[WHAT IS BEING ASKED]:
Return only the number of lines that hold "bottom".

===== RECORDS TO USE =====

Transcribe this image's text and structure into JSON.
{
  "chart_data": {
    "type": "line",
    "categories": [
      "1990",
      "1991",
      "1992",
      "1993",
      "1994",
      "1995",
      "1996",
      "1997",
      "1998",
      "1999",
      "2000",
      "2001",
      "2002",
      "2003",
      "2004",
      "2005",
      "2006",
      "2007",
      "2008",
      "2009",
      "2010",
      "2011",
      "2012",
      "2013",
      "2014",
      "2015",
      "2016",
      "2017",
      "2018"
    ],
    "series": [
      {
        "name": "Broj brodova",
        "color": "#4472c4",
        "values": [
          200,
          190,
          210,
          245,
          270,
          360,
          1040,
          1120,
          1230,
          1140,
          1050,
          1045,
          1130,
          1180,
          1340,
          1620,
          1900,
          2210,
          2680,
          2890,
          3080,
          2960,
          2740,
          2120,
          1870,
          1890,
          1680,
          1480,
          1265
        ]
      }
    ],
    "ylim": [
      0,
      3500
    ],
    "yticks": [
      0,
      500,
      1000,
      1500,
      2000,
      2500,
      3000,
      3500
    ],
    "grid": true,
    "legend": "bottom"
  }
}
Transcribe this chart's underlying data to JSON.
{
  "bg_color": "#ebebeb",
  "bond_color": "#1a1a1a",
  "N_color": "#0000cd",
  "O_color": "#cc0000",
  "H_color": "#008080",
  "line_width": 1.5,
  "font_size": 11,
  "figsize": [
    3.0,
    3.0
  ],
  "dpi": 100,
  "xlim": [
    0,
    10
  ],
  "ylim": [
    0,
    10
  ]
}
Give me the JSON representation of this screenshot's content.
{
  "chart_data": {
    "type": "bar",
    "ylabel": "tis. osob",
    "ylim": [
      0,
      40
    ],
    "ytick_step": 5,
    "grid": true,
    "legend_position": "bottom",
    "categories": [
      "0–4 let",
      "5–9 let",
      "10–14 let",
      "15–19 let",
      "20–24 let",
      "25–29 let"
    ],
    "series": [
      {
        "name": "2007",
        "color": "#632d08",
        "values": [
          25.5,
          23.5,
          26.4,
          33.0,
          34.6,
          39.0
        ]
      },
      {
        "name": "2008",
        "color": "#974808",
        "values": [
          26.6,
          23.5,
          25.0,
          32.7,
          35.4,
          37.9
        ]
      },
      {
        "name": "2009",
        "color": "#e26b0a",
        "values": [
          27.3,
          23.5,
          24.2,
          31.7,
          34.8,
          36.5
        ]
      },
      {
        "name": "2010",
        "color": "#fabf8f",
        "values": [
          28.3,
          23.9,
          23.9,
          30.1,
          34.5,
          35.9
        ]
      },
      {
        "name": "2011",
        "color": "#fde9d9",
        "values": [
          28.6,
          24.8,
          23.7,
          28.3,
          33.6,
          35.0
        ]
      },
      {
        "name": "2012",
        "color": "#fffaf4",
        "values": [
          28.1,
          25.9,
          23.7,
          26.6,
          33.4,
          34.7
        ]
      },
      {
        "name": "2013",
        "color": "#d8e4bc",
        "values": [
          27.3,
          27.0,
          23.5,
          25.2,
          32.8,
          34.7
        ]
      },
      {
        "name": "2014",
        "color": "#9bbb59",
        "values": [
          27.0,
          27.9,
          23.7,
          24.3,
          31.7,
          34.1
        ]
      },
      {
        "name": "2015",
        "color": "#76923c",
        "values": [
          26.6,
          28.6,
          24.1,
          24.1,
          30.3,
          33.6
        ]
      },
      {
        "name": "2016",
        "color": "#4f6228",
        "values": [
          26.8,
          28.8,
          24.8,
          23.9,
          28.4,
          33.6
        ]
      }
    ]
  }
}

=====

[SOLVED PROBLEM]:
2